» **HOW TO COMPLETE THIS TASK**: Reproduce nothing but the closing run of lines: the line with "OCR this image." and each line that follows it to the end of the data.

» **GIVEN RECORDS**:
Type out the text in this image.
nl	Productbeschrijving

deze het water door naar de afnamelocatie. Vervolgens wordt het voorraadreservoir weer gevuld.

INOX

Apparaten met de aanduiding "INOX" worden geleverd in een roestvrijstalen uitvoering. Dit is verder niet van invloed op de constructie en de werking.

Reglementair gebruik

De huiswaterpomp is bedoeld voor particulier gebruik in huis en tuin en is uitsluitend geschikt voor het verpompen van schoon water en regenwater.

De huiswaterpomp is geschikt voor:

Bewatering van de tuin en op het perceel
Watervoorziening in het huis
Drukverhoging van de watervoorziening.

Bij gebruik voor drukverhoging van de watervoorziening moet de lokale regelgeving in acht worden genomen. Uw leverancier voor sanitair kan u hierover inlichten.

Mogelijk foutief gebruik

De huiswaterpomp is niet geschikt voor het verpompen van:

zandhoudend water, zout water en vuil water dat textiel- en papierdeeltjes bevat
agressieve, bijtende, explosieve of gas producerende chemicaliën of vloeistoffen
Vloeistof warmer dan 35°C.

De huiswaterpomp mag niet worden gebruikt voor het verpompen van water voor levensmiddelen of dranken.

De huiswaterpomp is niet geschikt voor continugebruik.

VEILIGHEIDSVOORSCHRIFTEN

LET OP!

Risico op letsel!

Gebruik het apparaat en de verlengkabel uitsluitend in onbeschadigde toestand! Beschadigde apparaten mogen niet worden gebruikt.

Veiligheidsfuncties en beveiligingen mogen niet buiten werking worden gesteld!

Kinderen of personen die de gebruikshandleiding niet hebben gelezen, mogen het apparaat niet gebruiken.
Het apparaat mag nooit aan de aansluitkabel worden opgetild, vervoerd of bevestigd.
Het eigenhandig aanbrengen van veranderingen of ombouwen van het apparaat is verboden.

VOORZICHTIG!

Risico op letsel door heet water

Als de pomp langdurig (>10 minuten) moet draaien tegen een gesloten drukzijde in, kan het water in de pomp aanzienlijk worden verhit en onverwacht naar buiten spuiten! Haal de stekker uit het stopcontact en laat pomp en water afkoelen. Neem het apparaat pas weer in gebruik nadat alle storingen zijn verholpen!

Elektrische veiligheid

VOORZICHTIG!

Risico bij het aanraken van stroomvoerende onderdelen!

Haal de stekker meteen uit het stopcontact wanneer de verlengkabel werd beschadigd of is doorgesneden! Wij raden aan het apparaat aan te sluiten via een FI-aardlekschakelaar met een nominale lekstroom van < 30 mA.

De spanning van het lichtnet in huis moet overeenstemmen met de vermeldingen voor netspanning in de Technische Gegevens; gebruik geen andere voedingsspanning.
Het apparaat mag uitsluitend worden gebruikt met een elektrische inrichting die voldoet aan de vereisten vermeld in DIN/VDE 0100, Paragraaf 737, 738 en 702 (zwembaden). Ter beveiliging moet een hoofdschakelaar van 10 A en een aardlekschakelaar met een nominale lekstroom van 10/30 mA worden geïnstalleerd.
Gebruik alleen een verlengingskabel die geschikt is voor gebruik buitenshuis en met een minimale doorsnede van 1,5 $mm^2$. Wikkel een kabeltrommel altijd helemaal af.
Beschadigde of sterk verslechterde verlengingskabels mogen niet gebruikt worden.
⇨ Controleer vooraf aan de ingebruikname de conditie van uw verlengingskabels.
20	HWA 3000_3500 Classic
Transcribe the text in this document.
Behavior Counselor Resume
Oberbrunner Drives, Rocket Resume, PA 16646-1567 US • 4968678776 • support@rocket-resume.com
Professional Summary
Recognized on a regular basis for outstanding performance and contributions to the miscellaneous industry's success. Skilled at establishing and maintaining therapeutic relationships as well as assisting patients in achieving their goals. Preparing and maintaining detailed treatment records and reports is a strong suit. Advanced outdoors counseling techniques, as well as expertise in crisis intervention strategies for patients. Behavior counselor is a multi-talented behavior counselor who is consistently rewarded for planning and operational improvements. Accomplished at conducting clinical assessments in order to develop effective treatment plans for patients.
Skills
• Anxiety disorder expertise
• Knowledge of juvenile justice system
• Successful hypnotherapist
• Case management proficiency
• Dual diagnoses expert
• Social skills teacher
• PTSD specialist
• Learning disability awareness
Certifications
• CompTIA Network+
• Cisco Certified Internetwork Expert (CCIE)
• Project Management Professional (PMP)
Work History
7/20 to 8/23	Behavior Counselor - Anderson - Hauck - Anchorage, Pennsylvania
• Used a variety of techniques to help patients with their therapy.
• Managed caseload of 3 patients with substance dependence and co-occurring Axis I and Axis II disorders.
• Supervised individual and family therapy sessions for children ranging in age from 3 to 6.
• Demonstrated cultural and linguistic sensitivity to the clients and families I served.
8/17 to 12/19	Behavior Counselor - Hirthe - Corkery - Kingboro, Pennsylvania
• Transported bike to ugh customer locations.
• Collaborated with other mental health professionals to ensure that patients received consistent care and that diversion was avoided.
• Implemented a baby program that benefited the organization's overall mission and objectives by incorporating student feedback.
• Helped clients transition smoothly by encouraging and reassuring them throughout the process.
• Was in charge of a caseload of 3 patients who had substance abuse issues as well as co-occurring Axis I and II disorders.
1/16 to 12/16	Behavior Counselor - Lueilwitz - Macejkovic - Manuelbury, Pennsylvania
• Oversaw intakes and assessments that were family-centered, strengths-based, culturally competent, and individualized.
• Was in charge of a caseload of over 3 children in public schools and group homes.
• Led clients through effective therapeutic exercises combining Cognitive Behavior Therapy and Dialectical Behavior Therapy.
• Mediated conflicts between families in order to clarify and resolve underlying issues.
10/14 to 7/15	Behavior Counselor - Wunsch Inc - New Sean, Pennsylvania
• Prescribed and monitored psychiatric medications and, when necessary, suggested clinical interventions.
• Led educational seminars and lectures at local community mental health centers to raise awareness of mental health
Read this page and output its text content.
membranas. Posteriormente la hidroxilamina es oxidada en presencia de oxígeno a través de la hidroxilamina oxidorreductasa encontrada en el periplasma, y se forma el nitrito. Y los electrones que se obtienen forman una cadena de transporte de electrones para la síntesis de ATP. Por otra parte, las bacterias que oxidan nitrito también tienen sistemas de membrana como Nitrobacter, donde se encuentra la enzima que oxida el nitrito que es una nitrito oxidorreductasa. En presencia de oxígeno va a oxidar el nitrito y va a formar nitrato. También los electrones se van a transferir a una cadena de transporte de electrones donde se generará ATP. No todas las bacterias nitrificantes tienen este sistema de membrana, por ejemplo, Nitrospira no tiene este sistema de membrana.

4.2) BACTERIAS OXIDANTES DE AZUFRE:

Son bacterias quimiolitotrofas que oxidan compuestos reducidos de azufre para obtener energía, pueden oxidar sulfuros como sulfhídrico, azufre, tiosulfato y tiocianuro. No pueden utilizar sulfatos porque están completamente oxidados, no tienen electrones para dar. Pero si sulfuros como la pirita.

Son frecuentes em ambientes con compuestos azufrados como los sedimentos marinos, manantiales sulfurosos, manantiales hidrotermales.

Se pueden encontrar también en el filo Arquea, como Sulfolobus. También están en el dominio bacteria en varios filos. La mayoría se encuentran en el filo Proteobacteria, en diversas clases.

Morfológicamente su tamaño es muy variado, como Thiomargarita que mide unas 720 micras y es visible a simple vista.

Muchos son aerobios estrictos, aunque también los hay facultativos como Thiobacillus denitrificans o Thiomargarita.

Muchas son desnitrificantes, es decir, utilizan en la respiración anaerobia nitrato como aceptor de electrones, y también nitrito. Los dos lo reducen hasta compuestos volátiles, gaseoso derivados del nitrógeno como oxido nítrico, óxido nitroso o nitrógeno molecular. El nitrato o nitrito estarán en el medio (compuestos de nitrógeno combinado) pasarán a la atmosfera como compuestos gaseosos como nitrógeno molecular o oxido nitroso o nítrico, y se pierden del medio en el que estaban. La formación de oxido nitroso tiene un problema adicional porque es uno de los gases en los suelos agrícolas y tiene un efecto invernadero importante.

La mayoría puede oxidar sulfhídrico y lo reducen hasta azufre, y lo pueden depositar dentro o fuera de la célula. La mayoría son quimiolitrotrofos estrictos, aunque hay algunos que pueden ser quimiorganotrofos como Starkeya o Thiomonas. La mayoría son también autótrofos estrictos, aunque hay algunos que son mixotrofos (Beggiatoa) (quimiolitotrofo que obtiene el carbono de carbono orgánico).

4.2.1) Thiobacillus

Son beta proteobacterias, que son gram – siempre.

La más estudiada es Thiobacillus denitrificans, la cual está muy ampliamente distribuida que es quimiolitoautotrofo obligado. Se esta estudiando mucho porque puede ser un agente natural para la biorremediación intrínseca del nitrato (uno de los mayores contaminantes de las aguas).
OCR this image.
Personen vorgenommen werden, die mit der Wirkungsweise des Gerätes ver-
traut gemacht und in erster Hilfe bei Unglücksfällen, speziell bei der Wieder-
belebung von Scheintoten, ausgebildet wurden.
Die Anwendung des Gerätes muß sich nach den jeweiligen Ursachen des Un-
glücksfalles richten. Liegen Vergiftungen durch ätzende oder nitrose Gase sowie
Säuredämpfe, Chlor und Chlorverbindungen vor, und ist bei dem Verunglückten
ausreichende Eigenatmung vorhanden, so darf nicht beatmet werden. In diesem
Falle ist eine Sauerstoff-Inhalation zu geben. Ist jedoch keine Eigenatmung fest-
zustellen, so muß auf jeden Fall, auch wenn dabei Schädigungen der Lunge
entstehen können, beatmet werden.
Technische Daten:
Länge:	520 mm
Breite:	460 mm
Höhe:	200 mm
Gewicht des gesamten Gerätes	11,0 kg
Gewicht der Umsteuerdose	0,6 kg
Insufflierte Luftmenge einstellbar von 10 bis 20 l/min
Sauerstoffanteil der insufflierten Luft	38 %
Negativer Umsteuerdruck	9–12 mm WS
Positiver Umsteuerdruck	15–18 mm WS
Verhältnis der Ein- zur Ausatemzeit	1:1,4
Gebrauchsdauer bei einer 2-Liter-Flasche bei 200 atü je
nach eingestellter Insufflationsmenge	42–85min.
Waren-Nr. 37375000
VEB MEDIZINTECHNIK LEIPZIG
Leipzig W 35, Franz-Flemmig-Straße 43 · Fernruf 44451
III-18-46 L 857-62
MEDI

» **RESPONSE TO THE TASK**:
OCR this image.
Personen vorgenommen werden, die mit der Wirkungsweise des Gerätes ver-
traut gemacht und in erster Hilfe bei Unglücksfällen, speziell bei der Wieder-
belebung von Scheintoten, ausgebildet wurden.
Die Anwendung des Gerätes muß sich nach den jeweiligen Ursachen des Un-
glücksfalles richten. Liegen Vergiftungen durch ätzende oder nitrose Gase sowie
Säuredämpfe, Chlor und Chlorverbindungen vor, und ist bei dem Verunglückten
ausreichende Eigenatmung vorhanden, so darf nicht beatmet werden. In diesem
Falle ist eine Sauerstoff-Inhalation zu geben. Ist jedoch keine Eigenatmung fest-
zustellen, so muß auf jeden Fall, auch wenn dabei Schädigungen der Lunge
entstehen können, beatmet werden.
Technische Daten:
Länge:	520 mm
Breite:	460 mm
Höhe:	200 mm
Gewicht des gesamten Gerätes	11,0 kg
Gewicht der Umsteuerdose	0,6 kg
Insufflierte Luftmenge einstellbar von 10 bis 20 l/min
Sauerstoffanteil der insufflierten Luft	38 %
Negativer Umsteuerdruck	9–12 mm WS
Positiver Umsteuerdruck	15–18 mm WS
Verhältnis der Ein- zur Ausatemzeit	1:1,4
Gebrauchsdauer bei einer 2-Liter-Flasche bei 200 atü je
nach eingestellter Insufflationsmenge	42–85min.
Waren-Nr. 37375000
VEB MEDIZINTECHNIK LEIPZIG
Leipzig W 35, Franz-Flemmig-Straße 43 · Fernruf 44451
III-18-46 L 857-62
MEDI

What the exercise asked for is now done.